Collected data
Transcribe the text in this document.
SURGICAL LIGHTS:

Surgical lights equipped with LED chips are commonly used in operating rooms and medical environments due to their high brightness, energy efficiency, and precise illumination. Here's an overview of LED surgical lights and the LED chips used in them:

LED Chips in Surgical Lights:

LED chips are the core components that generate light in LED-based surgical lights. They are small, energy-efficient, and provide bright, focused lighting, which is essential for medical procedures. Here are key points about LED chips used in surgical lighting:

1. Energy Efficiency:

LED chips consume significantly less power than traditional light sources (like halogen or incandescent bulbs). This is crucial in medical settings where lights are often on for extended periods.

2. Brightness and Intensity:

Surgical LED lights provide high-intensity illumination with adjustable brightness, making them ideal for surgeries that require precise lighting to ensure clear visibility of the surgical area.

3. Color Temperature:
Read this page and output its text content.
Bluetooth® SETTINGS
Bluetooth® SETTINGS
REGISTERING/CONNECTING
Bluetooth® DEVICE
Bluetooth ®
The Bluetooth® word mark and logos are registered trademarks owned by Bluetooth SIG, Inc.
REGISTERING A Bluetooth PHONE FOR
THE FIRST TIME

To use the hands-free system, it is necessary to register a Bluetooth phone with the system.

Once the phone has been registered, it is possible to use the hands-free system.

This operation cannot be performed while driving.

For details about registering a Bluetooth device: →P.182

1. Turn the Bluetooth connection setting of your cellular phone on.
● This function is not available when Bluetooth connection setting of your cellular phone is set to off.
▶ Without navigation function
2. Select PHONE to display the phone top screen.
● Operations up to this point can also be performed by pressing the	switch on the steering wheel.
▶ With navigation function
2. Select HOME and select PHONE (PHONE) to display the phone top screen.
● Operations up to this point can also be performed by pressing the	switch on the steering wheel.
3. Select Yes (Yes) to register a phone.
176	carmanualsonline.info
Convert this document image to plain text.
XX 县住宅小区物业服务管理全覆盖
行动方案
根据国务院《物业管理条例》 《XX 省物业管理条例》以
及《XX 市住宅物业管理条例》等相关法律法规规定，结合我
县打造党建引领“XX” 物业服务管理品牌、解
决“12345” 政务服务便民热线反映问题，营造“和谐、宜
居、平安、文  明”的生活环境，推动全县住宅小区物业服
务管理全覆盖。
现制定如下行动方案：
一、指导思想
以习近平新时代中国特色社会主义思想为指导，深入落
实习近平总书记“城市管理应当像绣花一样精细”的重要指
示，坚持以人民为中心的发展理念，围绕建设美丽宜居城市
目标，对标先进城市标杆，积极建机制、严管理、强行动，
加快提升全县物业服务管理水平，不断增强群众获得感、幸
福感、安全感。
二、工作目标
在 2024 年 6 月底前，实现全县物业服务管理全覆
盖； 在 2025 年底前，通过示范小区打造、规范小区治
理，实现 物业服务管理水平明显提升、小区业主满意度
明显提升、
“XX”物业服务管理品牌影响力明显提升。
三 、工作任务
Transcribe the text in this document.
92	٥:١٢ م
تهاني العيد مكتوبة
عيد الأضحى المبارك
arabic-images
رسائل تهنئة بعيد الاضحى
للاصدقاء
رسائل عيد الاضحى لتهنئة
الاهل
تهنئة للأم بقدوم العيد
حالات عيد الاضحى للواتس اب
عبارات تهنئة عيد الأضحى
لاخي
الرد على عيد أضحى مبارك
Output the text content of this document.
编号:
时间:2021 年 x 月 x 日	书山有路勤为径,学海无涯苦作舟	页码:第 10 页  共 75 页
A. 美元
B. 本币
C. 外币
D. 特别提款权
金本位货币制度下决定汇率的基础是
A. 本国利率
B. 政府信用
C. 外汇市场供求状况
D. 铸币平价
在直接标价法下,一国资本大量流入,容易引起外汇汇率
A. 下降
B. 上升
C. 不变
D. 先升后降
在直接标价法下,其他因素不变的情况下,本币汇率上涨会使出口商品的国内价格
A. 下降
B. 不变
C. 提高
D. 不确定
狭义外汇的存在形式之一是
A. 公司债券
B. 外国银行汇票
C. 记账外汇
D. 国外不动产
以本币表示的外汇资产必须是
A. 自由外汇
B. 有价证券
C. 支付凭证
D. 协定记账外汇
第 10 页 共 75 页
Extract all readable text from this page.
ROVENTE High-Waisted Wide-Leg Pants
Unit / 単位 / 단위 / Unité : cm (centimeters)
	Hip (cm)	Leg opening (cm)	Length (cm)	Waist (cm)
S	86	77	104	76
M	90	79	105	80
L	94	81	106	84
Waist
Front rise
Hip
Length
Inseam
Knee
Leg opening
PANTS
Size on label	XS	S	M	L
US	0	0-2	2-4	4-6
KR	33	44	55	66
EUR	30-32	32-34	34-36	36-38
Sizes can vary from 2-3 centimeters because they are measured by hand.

THE REQUEST
Repeat every record exactly as written, please.

EXERCISE OUTPUT
Transcribe the text in this document.
SURGICAL LIGHTS:

Surgical lights equipped with LED chips are commonly used in operating rooms and medical environments due to their high brightness, energy efficiency, and precise illumination. Here's an overview of LED surgical lights and the LED chips used in them:

LED Chips in Surgical Lights:

LED chips are the core components that generate light in LED-based surgical lights. They are small, energy-efficient, and provide bright, focused lighting, which is essential for medical procedures. Here are key points about LED chips used in surgical lighting:

1. Energy Efficiency:

LED chips consume significantly less power than traditional light sources (like halogen or incandescent bulbs). This is crucial in medical settings where lights are often on for extended periods.

2. Brightness and Intensity:

Surgical LED lights provide high-intensity illumination with adjustable brightness, making them ideal for surgeries that require precise lighting to ensure clear visibility of the surgical area.

3. Color Temperature:
Read this page and output its text content.
Bluetooth® SETTINGS
Bluetooth® SETTINGS
REGISTERING/CONNECTING
Bluetooth® DEVICE
Bluetooth ®
The Bluetooth® word mark and logos are registered trademarks owned by Bluetooth SIG, Inc.
REGISTERING A Bluetooth PHONE FOR
THE FIRST TIME

To use the hands-free system, it is necessary to register a Bluetooth phone with the system.

Once the phone has been registered, it is possible to use the hands-free system.

This operation cannot be performed while driving.

For details about registering a Bluetooth device: →P.182

1. Turn the Bluetooth connection setting of your cellular phone on.
● This function is not available when Bluetooth connection setting of your cellular phone is set to off.
▶ Without navigation function
2. Select PHONE to display the phone top screen.
● Operations up to this point can also be performed by pressing the	switch on the steering wheel.
▶ With navigation function
2. Select HOME and select PHONE (PHONE) to display the phone top screen.
● Operations up to this point can also be performed by pressing the	switch on the steering wheel.
3. Select Yes (Yes) to register a phone.
176	carmanualsonline.info
Convert this document image to plain text.
XX 县住宅小区物业服务管理全覆盖
行动方案
根据国务院《物业管理条例》 《XX 省物业管理条例》以
及《XX 市住宅物业管理条例》等相关法律法规规定，结合我
县打造党建引领“XX” 物业服务管理品牌、解
决“12345” 政务服务便民热线反映问题，营造“和谐、宜
居、平安、文  明”的生活环境，推动全县住宅小区物业服
务管理全覆盖。
现制定如下行动方案：
一、指导思想
以习近平新时代中国特色社会主义思想为指导，深入落
实习近平总书记“城市管理应当像绣花一样精细”的重要指
示，坚持以人民为中心的发展理念，围绕建设美丽宜居城市
目标，对标先进城市标杆，积极建机制、严管理、强行动，
加快提升全县物业服务管理水平，不断增强群众获得感、幸
福感、安全感。
二、工作目标
在 2024 年 6 月底前，实现全县物业服务管理全覆
盖； 在 2025 年底前，通过示范小区打造、规范小区治
理，实现 物业服务管理水平明显提升、小区业主满意度
明显提升、
“XX”物业服务管理品牌影响力明显提升。
三 、工作任务
Transcribe the text in this document.
92	٥:١٢ م
تهاني العيد مكتوبة
عيد الأضحى المبارك
arabic-images
رسائل تهنئة بعيد الاضحى
للاصدقاء
رسائل عيد الاضحى لتهنئة
الاهل
تهنئة للأم بقدوم العيد
حالات عيد الاضحى للواتس اب
عبارات تهنئة عيد الأضحى
لاخي
الرد على عيد أضحى مبارك
Output the text content of this document.
编号:
时间:2021 年 x 月 x 日	书山有路勤为径,学海无涯苦作舟	页码:第 10 页  共 75 页
A. 美元
B. 本币
C. 外币
D. 特别提款权
金本位货币制度下决定汇率的基础是
A. 本国利率
B. 政府信用
C. 外汇市场供求状况
D. 铸币平价
在直接标价法下,一国资本大量流入,容易引起外汇汇率
A. 下降
B. 上升
C. 不变
D. 先升后降
在直接标价法下,其他因素不变的情况下,本币汇率上涨会使出口商品的国内价格
A. 下降
B. 不变
C. 提高
D. 不确定
狭义外汇的存在形式之一是
A. 公司债券
B. 外国银行汇票
C. 记账外汇
D. 国外不动产
以本币表示的外汇资产必须是
A. 自由外汇
B. 有价证券
C. 支付凭证
D. 协定记账外汇
第 10 页 共 75 页
Extract all readable text from this page.
ROVENTE High-Waisted Wide-Leg Pants
Unit / 単位 / 단위 / Unité : cm (centimeters)
	Hip (cm)	Leg opening (cm)	Length (cm)	Waist (cm)
S	86	77	104	76
M	90	79	105	80
L	94	81	106	84
Waist
Front rise
Hip
Length
Inseam
Knee
Leg opening
PANTS
Size on label	XS	S	M	L
US	0	0-2	2-4	4-6
KR	33	44	55	66
EUR	30-32	32-34	34-36	36-38
Sizes can vary from 2-3 centimeters because they are measured by hand.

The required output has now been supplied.